What to produce: Wherever a line below holds the word "adhat", copy that line.

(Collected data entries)
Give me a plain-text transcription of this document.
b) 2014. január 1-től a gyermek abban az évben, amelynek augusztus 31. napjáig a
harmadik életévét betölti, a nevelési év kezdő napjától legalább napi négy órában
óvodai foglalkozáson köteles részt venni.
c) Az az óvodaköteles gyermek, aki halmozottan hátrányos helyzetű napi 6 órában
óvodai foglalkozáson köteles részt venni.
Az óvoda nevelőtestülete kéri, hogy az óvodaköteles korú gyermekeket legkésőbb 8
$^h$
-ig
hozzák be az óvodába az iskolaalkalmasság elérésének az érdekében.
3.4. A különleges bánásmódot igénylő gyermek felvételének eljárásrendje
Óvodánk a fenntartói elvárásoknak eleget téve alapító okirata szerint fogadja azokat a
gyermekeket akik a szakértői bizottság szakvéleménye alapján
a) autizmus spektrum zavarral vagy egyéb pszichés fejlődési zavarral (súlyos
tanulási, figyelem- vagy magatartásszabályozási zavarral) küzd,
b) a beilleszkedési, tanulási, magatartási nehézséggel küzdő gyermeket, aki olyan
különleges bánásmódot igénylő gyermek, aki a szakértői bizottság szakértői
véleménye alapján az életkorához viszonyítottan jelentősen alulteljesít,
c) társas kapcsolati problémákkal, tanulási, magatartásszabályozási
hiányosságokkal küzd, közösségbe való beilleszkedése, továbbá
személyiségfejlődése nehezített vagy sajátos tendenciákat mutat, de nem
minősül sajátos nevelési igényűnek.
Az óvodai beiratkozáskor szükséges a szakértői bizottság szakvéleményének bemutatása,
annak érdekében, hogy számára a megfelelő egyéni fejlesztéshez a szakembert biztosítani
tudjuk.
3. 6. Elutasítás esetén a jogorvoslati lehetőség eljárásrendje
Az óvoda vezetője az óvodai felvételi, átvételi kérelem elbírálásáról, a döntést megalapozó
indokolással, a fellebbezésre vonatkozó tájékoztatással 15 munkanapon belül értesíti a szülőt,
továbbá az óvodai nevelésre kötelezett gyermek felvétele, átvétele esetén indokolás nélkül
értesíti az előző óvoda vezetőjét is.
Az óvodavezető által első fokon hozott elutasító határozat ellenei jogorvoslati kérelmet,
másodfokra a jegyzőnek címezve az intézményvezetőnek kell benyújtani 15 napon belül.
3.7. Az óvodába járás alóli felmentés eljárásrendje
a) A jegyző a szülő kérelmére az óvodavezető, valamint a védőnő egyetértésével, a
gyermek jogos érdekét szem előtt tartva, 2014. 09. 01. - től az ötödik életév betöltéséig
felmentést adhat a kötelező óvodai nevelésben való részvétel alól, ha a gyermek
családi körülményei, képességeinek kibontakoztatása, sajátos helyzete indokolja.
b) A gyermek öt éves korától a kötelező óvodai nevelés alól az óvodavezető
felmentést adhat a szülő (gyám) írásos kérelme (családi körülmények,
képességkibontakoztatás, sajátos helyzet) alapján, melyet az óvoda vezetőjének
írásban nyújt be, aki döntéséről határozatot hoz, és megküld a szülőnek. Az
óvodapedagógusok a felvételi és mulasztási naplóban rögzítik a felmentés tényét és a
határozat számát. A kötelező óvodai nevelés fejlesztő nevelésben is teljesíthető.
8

Response for this exercise:
felmentést adhat a kötelező óvodai nevelésben való részvétel alól, ha a gyermek
felmentést adhat a szülő (gyám) írásos kérelme (családi körülmények,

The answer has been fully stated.